[Begin Material to process]

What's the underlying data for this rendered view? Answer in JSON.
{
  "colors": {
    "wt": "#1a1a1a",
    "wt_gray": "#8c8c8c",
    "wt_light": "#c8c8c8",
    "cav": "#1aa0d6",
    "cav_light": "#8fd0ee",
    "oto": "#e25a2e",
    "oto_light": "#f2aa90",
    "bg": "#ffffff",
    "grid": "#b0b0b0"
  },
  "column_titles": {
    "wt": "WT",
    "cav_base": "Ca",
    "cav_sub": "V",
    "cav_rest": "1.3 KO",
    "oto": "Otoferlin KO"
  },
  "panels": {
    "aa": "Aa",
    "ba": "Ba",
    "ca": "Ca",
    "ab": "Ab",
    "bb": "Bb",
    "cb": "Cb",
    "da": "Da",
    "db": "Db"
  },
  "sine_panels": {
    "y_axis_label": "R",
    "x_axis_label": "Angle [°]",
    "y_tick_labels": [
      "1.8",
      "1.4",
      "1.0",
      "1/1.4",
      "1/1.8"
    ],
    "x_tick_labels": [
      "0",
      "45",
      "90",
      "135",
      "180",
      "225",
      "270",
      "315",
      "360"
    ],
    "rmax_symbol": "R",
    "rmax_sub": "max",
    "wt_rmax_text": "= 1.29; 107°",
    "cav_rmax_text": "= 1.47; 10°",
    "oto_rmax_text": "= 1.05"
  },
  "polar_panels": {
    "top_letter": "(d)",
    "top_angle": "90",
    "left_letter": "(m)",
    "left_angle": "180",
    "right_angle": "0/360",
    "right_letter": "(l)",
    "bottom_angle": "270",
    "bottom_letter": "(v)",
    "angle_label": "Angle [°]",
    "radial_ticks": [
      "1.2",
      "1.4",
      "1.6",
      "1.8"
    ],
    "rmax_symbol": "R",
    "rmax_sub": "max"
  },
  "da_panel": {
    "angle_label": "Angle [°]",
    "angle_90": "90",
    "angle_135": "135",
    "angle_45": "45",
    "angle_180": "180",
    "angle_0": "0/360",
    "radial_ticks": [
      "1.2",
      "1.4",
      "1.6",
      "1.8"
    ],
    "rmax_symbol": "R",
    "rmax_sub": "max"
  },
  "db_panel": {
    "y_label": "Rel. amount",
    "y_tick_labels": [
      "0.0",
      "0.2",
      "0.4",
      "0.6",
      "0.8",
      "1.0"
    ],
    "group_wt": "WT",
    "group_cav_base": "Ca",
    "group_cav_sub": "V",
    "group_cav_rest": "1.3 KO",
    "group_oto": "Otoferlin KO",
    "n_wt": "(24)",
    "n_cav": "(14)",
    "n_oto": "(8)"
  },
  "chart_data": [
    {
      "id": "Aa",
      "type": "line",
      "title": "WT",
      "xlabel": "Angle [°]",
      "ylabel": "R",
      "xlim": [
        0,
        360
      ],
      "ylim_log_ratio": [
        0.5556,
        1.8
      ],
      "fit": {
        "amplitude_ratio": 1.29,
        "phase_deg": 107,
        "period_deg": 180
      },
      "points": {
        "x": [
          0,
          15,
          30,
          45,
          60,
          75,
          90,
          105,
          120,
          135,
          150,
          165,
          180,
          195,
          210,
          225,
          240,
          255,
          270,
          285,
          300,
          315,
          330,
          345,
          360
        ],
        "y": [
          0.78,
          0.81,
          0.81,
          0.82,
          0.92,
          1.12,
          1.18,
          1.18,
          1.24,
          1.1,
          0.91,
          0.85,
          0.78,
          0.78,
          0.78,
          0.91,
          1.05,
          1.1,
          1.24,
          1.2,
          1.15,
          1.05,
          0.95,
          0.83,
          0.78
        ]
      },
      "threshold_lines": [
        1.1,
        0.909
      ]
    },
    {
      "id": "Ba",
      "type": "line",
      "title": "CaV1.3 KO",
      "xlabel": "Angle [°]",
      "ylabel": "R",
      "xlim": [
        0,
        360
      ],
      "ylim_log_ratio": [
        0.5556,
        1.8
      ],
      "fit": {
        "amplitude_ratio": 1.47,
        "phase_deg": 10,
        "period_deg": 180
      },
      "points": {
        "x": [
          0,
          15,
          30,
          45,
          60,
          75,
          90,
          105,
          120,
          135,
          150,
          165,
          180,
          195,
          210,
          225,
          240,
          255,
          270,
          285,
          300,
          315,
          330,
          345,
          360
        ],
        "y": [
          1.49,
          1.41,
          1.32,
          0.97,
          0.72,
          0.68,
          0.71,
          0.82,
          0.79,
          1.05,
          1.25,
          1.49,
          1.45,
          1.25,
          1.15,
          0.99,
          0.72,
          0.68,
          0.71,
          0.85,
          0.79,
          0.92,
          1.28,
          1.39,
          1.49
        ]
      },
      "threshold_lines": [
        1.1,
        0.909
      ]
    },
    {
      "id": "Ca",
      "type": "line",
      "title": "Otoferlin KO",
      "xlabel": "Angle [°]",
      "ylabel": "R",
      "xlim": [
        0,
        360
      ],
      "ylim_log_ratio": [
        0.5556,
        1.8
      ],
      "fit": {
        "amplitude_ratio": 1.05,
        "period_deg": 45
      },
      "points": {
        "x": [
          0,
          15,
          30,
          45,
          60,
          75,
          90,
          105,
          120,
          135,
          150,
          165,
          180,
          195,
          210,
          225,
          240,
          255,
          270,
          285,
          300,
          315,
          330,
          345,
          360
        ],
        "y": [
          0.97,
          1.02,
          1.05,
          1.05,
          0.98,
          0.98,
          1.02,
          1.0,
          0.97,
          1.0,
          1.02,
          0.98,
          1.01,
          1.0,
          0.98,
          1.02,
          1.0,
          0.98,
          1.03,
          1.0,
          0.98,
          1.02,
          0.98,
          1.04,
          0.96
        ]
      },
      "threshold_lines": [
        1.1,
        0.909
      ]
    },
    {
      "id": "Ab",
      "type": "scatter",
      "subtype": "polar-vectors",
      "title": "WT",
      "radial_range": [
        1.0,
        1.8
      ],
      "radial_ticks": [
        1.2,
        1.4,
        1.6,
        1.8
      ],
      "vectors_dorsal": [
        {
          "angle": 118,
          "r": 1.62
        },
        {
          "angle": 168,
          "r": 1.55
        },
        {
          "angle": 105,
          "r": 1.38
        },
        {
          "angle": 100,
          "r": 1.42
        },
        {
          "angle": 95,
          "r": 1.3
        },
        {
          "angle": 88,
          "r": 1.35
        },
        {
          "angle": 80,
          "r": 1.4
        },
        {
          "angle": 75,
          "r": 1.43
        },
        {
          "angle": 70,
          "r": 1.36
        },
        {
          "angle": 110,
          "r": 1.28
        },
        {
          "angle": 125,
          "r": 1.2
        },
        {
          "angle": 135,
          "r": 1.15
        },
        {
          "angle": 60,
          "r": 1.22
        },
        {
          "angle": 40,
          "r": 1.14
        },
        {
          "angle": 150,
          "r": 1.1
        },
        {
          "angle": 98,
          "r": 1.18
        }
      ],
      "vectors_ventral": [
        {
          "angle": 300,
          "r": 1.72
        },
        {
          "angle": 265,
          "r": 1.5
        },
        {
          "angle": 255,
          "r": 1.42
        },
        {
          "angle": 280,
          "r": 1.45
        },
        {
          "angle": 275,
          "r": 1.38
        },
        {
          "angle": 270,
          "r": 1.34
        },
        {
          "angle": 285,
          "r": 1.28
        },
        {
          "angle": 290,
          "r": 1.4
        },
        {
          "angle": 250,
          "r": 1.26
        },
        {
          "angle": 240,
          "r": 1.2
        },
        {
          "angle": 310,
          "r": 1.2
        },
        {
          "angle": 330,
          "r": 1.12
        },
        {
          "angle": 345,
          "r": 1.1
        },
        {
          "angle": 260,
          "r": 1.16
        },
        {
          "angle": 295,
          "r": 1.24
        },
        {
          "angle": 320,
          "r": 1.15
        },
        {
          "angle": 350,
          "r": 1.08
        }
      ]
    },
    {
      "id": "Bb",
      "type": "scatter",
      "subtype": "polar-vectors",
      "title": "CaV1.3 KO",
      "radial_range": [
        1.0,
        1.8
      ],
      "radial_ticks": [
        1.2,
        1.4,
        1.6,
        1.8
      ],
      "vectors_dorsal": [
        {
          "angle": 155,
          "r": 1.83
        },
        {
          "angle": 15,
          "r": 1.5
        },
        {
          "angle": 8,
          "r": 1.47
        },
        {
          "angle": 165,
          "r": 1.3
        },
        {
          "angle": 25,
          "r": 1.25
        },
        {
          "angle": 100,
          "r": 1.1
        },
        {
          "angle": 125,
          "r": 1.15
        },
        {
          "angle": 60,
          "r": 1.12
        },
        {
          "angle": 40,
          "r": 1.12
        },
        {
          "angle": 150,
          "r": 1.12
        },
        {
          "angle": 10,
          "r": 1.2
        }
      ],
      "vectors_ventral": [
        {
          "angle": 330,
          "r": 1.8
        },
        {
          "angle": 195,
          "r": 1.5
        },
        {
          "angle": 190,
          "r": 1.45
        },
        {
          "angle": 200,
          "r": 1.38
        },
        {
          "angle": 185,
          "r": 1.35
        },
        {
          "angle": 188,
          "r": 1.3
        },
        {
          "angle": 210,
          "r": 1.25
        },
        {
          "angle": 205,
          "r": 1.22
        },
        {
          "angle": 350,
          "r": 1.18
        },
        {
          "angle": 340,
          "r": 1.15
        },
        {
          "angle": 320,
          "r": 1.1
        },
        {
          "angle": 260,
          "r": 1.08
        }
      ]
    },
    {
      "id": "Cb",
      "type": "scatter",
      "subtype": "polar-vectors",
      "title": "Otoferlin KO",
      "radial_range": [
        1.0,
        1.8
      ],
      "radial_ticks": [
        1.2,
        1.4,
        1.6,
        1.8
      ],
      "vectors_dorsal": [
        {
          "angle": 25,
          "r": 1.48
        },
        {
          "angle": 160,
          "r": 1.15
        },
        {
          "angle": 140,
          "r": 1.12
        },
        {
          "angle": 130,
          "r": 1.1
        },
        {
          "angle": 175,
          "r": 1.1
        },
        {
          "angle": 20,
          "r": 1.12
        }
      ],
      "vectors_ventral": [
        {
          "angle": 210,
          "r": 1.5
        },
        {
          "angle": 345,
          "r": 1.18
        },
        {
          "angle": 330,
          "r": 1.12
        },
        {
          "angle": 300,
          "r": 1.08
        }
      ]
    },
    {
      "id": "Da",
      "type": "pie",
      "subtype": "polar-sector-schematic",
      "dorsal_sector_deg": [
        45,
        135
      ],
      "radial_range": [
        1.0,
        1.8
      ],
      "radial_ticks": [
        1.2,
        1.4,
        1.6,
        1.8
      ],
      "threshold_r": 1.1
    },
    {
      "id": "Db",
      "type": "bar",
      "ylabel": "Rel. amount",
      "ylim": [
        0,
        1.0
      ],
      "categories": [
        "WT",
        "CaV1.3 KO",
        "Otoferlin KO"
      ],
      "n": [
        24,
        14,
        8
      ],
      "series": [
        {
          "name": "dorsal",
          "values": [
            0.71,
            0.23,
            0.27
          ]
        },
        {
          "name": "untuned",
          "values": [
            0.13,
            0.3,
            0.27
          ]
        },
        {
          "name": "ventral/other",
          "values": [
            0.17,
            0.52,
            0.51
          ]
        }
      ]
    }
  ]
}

[End Material to process]

▶ What you are asked to do:
Copy every line from the entries that contains the word "amount".

▶ The completed task:
    "y_label": "Rel. amount",
      "ylabel": "Rel. amount",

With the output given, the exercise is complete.